>> BEGIN
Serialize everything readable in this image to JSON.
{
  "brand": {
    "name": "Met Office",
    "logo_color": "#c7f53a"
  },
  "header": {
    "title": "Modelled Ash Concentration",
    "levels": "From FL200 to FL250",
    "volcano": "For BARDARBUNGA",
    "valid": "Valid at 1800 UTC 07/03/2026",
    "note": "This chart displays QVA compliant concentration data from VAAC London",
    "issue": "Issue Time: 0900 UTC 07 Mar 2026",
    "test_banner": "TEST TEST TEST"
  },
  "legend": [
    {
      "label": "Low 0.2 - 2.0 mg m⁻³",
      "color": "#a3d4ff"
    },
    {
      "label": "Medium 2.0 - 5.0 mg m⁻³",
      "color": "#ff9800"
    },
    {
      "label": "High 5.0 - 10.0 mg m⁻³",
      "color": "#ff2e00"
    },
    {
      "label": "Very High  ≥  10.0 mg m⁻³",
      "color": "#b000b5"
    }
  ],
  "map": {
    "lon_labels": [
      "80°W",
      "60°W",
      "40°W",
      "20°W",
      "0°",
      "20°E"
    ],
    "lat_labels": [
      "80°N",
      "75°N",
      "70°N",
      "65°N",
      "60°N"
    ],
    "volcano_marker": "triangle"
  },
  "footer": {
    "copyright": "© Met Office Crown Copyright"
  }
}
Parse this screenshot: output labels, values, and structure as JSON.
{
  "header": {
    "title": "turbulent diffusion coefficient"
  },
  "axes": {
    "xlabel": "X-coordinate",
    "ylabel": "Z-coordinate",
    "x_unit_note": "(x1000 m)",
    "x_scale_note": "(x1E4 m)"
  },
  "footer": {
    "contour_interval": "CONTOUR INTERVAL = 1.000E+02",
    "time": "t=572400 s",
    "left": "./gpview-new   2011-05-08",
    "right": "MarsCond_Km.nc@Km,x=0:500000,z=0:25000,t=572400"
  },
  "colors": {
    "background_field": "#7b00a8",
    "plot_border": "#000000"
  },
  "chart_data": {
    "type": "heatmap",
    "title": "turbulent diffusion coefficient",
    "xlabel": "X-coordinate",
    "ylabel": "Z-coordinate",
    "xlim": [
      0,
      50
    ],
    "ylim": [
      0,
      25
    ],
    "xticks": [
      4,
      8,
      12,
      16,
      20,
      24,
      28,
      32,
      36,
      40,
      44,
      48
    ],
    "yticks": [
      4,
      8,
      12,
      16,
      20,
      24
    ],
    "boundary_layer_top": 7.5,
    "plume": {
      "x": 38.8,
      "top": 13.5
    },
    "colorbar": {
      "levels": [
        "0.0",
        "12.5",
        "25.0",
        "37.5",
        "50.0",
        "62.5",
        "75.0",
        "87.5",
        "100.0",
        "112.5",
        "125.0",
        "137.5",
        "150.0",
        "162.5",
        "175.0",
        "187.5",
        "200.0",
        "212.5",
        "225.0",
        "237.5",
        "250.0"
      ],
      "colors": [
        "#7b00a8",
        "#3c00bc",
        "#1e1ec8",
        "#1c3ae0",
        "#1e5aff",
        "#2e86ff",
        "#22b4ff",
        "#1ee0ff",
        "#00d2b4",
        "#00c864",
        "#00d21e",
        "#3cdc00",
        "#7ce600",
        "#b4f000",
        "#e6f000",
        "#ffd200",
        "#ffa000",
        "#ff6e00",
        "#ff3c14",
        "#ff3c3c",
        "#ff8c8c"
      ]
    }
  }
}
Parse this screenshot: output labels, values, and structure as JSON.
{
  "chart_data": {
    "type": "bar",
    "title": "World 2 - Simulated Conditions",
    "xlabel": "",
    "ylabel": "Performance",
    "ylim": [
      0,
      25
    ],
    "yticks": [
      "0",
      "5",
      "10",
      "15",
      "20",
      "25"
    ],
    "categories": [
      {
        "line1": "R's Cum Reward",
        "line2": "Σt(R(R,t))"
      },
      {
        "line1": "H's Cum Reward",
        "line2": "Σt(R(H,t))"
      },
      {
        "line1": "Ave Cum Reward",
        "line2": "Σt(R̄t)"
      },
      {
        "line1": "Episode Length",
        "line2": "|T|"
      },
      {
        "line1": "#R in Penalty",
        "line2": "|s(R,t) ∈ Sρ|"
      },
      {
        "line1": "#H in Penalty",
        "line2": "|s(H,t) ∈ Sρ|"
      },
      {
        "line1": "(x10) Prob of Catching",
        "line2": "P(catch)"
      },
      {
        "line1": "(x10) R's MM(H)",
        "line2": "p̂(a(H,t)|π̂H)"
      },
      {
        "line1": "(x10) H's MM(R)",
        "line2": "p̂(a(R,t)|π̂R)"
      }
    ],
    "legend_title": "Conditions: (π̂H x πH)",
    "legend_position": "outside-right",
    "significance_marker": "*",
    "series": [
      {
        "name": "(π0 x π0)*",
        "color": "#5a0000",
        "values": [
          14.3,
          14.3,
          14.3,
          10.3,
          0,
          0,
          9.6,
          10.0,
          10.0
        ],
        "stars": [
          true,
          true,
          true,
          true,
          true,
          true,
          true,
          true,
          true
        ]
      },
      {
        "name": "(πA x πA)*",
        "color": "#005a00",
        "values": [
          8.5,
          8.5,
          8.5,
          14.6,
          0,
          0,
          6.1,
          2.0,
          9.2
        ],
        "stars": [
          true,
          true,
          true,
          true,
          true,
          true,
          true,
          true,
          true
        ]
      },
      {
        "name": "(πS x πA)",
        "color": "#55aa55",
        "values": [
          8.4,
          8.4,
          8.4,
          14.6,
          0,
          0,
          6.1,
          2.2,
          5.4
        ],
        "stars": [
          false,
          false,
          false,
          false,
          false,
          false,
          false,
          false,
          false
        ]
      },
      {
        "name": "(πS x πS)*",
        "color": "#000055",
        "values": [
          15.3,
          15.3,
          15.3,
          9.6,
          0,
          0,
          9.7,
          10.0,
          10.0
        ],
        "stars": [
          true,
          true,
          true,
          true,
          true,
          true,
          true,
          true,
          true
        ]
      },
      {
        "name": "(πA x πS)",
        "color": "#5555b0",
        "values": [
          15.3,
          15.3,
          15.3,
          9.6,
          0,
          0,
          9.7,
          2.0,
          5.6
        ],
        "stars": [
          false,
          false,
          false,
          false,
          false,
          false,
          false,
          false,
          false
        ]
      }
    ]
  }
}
>> END
What this task involves
Each record above should be returned exactly as it appears.

Problem solution
Serialize everything readable in this image to JSON.
{
  "brand": {
    "name": "Met Office",
    "logo_color": "#c7f53a"
  },
  "header": {
    "title": "Modelled Ash Concentration",
    "levels": "From FL200 to FL250",
    "volcano": "For BARDARBUNGA",
    "valid": "Valid at 1800 UTC 07/03/2026",
    "note": "This chart displays QVA compliant concentration data from VAAC London",
    "issue": "Issue Time: 0900 UTC 07 Mar 2026",
    "test_banner": "TEST TEST TEST"
  },
  "legend": [
    {
      "label": "Low 0.2 - 2.0 mg m⁻³",
      "color": "#a3d4ff"
    },
    {
      "label": "Medium 2.0 - 5.0 mg m⁻³",
      "color": "#ff9800"
    },
    {
      "label": "High 5.0 - 10.0 mg m⁻³",
      "color": "#ff2e00"
    },
    {
      "label": "Very High  ≥  10.0 mg m⁻³",
      "color": "#b000b5"
    }
  ],
  "map": {
    "lon_labels": [
      "80°W",
      "60°W",
      "40°W",
      "20°W",
      "0°",
      "20°E"
    ],
    "lat_labels": [
      "80°N",
      "75°N",
      "70°N",
      "65°N",
      "60°N"
    ],
    "volcano_marker": "triangle"
  },
  "footer": {
    "copyright": "© Met Office Crown Copyright"
  }
}
Parse this screenshot: output labels, values, and structure as JSON.
{
  "header": {
    "title": "turbulent diffusion coefficient"
  },
  "axes": {
    "xlabel": "X-coordinate",
    "ylabel": "Z-coordinate",
    "x_unit_note": "(x1000 m)",
    "x_scale_note": "(x1E4 m)"
  },
  "footer": {
    "contour_interval": "CONTOUR INTERVAL = 1.000E+02",
    "time": "t=572400 s",
    "left": "./gpview-new   2011-05-08",
    "right": "MarsCond_Km.nc@Km,x=0:500000,z=0:25000,t=572400"
  },
  "colors": {
    "background_field": "#7b00a8",
    "plot_border": "#000000"
  },
  "chart_data": {
    "type": "heatmap",
    "title": "turbulent diffusion coefficient",
    "xlabel": "X-coordinate",
    "ylabel": "Z-coordinate",
    "xlim": [
      0,
      50
    ],
    "ylim": [
      0,
      25
    ],
    "xticks": [
      4,
      8,
      12,
      16,
      20,
      24,
      28,
      32,
      36,
      40,
      44,
      48
    ],
    "yticks": [
      4,
      8,
      12,
      16,
      20,
      24
    ],
    "boundary_layer_top": 7.5,
    "plume": {
      "x": 38.8,
      "top": 13.5
    },
    "colorbar": {
      "levels": [
        "0.0",
        "12.5",
        "25.0",
        "37.5",
        "50.0",
        "62.5",
        "75.0",
        "87.5",
        "100.0",
        "112.5",
        "125.0",
        "137.5",
        "150.0",
        "162.5",
        "175.0",
        "187.5",
        "200.0",
        "212.5",
        "225.0",
        "237.5",
        "250.0"
      ],
      "colors": [
        "#7b00a8",
        "#3c00bc",
        "#1e1ec8",
        "#1c3ae0",
        "#1e5aff",
        "#2e86ff",
        "#22b4ff",
        "#1ee0ff",
        "#00d2b4",
        "#00c864",
        "#00d21e",
        "#3cdc00",
        "#7ce600",
        "#b4f000",
        "#e6f000",
        "#ffd200",
        "#ffa000",
        "#ff6e00",
        "#ff3c14",
        "#ff3c3c",
        "#ff8c8c"
      ]
    }
  }
}
Parse this screenshot: output labels, values, and structure as JSON.
{
  "chart_data": {
    "type": "bar",
    "title": "World 2 - Simulated Conditions",
    "xlabel": "",
    "ylabel": "Performance",
    "ylim": [
      0,
      25
    ],
    "yticks": [
      "0",
      "5",
      "10",
      "15",
      "20",
      "25"
    ],
    "categories": [
      {
        "line1": "R's Cum Reward",
        "line2": "Σt(R(R,t))"
      },
      {
        "line1": "H's Cum Reward",
        "line2": "Σt(R(H,t))"
      },
      {
        "line1": "Ave Cum Reward",
        "line2": "Σt(R̄t)"
      },
      {
        "line1": "Episode Length",
        "line2": "|T|"
      },
      {
        "line1": "#R in Penalty",
        "line2": "|s(R,t) ∈ Sρ|"
      },
      {
        "line1": "#H in Penalty",
        "line2": "|s(H,t) ∈ Sρ|"
      },
      {
        "line1": "(x10) Prob of Catching",
        "line2": "P(catch)"
      },
      {
        "line1": "(x10) R's MM(H)",
        "line2": "p̂(a(H,t)|π̂H)"
      },
      {
        "line1": "(x10) H's MM(R)",
        "line2": "p̂(a(R,t)|π̂R)"
      }
    ],
    "legend_title": "Conditions: (π̂H x πH)",
    "legend_position": "outside-right",
    "significance_marker": "*",
    "series": [
      {
        "name": "(π0 x π0)*",
        "color": "#5a0000",
        "values": [
          14.3,
          14.3,
          14.3,
          10.3,
          0,
          0,
          9.6,
          10.0,
          10.0
        ],
        "stars": [
          true,
          true,
          true,
          true,
          true,
          true,
          true,
          true,
          true
        ]
      },
      {
        "name": "(πA x πA)*",
        "color": "#005a00",
        "values": [
          8.5,
          8.5,
          8.5,
          14.6,
          0,
          0,
          6.1,
          2.0,
          9.2
        ],
        "stars": [
          true,
          true,
          true,
          true,
          true,
          true,
          true,
          true,
          true
        ]
      },
      {
        "name": "(πS x πA)",
        "color": "#55aa55",
        "values": [
          8.4,
          8.4,
          8.4,
          14.6,
          0,
          0,
          6.1,
          2.2,
          5.4
        ],
        "stars": [
          false,
          false,
          false,
          false,
          false,
          false,
          false,
          false,
          false
        ]
      },
      {
        "name": "(πS x πS)*",
        "color": "#000055",
        "values": [
          15.3,
          15.3,
          15.3,
          9.6,
          0,
          0,
          9.7,
          10.0,
          10.0
        ],
        "stars": [
          true,
          true,
          true,
          true,
          true,
          true,
          true,
          true,
          true
        ]
      },
      {
        "name": "(πA x πS)",
        "color": "#5555b0",
        "values": [
          15.3,
          15.3,
          15.3,
          9.6,
          0,
          0,
          9.7,
          2.0,
          5.6
        ],
        "stars": [
          false,
          false,
          false,
          false,
          false,
          false,
          false,
          false,
          false
        ]
      }
    ]
  }
}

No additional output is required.